Count how many lines of the data below contain the string "средства"; the reply should be that number alone.

^^^^

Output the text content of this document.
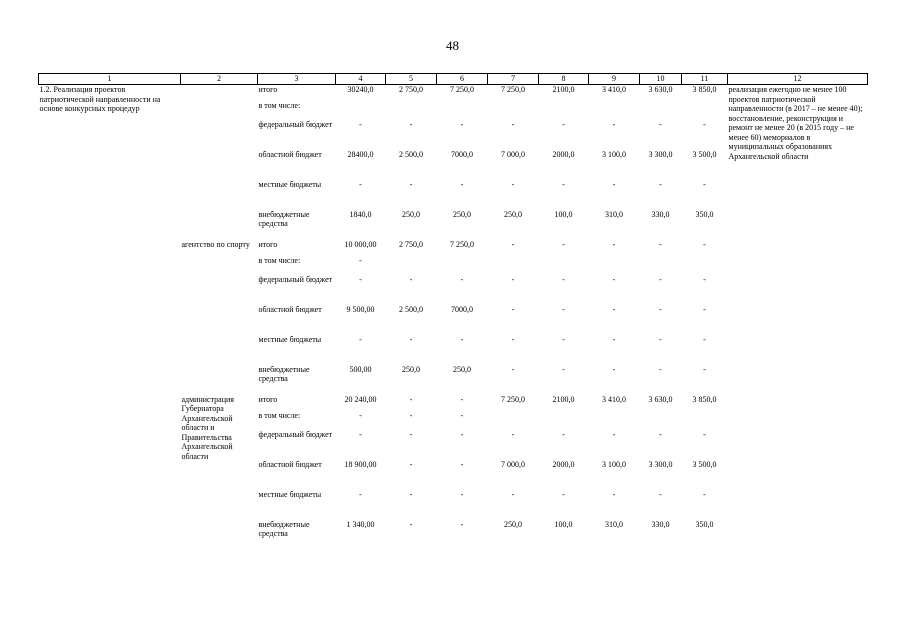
48
1	2	3	4	5	6	7	8	9	10	11	12
1.2. Реализация проектов патриотической направленности на основе конкурсных процедур		итого	30240,0	2 750,0	7 250,0	7 250,0	2100,0	3 410,0	3 630,0	3 850,0	реализация ежегодно не менее 100 проектов патриотической направленности (в 2017 – не менее 40); восстановление, реконструкция и ремонт не менее 20 (в 2015 году – не менее 60) мемориалов в муниципальных образованиях Архангельской области
		в том числе:									
		федеральный бюджет	-	-	-	-	-	-	-	-	
		областной бюджет	28400,0	2 500,0	7000,0	7 000,0	2000,0	3 100,0	3 300,0	3 500,0	
		местные бюджеты	-	-	-	-	-	-	-	-	
		внебюджетные средства	1840,0	250,0	250,0	250,0	100,0	310,0	330,0	350,0	
	агентство по спорту	итого	10 000,00	2 750,0	7 250,0	-	-	-	-	-	
		в том числе:	-								
		федеральный бюджет	-	-	-	-	-	-	-	-	
		областной бюджет	9 500,00	2 500,0	7000,0	-	-	-	-	-	
		местные бюджеты	-	-	-	-	-	-	-	-	
		внебюджетные средства	500,00	250,0	250,0	-	-	-	-	-	
	администрация Губернатора Архангельской области и Правительства Архангельской области	итого	20 240,00	-	-	7 250,0	2100,0	3 410,0	3 630,0	3 850,0	
		в том числе:	-	-	-						
		федеральный бюджет	-	-	-	-	-	-	-	-	
		областной бюджет	18 900,00	-	-	7 000,0	2000,0	3 100,0	3 300,0	3 500,0	
		местные бюджеты	-	-	-	-	-	-	-	-	
		внебюджетные средства	1 340,00	-	-	250,0	100,0	310,0	330,0	350,0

^^^^

_Task answer:_ 3